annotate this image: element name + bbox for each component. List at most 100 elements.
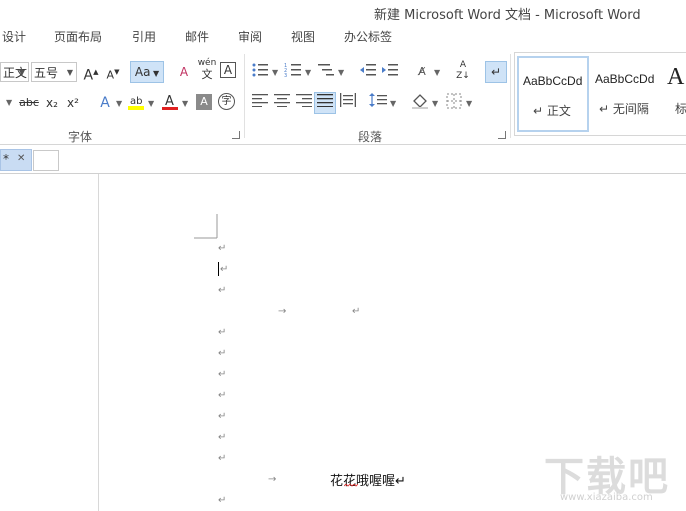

* * * * *

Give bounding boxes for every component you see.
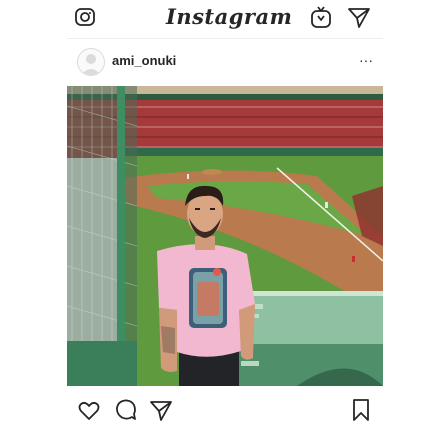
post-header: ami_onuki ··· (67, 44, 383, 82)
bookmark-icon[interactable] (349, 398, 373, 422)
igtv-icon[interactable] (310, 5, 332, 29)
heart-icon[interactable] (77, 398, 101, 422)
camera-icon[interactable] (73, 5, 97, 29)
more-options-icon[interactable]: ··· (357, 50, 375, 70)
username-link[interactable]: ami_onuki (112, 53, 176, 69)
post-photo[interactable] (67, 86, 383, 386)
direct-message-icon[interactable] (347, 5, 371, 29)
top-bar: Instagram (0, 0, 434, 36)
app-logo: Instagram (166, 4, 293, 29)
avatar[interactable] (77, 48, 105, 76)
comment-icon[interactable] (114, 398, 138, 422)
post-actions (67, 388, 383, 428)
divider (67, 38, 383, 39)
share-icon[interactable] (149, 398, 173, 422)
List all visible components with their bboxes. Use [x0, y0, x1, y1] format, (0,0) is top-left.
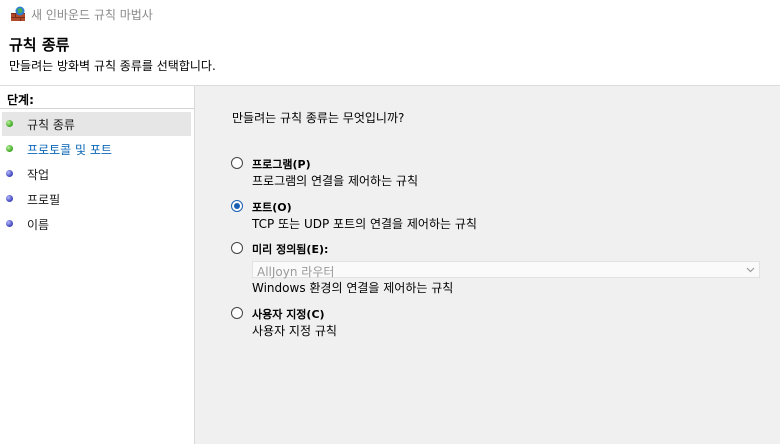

* * * * *

## WORK INSTRUCTIONS
Return, word for word, every line of the material from the line containing "Give bounding boxes" up to and including the line containing "List all visible". Leave the pictures out.

## FINISHED ANSWER
Give bounding boxes for every component you see.
post-header: ami_onuki ··· (67, 44, 383, 82)
bookmark-icon[interactable] (349, 398, 373, 422)
igtv-icon[interactable] (310, 5, 332, 29)
heart-icon[interactable] (77, 398, 101, 422)
camera-icon[interactable] (73, 5, 97, 29)
more-options-icon[interactable]: ··· (357, 50, 375, 70)
username-link[interactable]: ami_onuki (112, 53, 176, 69)
post-photo[interactable] (67, 86, 383, 386)
direct-message-icon[interactable] (347, 5, 371, 29)
top-bar: Instagram (0, 0, 434, 36)
app-logo: Instagram (166, 4, 293, 29)
avatar[interactable] (77, 48, 105, 76)
comment-icon[interactable] (114, 398, 138, 422)
post-actions (67, 388, 383, 428)
divider (67, 38, 383, 39)
share-icon[interactable] (149, 398, 173, 422)
List all visible components with their bboxes. Use [x0, y0, x1, y1] format, (0,0) is top-left.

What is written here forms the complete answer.